**REQUIRED TASK**
Copy out each line below that has the word "Côte" in it.

※ ※ ※

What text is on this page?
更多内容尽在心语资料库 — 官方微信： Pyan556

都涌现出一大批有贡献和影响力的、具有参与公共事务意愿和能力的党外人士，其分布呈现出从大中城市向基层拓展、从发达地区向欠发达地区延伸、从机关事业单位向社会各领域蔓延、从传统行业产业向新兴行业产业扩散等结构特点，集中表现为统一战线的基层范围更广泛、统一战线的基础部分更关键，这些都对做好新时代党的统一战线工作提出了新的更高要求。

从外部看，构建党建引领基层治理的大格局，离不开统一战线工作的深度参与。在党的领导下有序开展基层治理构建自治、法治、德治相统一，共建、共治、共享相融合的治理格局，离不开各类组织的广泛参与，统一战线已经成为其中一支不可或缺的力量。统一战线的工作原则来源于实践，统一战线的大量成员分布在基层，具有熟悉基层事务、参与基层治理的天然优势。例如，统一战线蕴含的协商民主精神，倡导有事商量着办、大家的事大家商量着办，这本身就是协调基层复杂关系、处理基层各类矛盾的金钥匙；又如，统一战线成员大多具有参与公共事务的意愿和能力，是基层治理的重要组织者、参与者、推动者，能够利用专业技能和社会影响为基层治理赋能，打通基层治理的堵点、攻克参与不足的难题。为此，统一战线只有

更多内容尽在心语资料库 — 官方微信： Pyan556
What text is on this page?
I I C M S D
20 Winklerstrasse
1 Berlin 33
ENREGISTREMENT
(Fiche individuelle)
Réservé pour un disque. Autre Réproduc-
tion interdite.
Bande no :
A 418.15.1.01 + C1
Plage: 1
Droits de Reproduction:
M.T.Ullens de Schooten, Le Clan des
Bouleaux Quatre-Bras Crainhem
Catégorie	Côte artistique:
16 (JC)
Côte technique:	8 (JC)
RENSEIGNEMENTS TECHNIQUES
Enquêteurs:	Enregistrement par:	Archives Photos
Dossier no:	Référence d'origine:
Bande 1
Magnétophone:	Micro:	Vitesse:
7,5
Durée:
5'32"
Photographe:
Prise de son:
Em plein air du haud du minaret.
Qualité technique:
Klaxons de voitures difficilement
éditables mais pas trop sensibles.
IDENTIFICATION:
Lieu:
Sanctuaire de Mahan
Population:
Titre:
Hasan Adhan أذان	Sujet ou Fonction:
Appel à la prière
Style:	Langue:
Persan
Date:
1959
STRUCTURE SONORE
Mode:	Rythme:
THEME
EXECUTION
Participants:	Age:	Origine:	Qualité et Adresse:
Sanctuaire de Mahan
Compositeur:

※ ※ ※

**CORRECT ANSWER**
Catégorie	Côte artistique:
Côte technique:	8 (JC)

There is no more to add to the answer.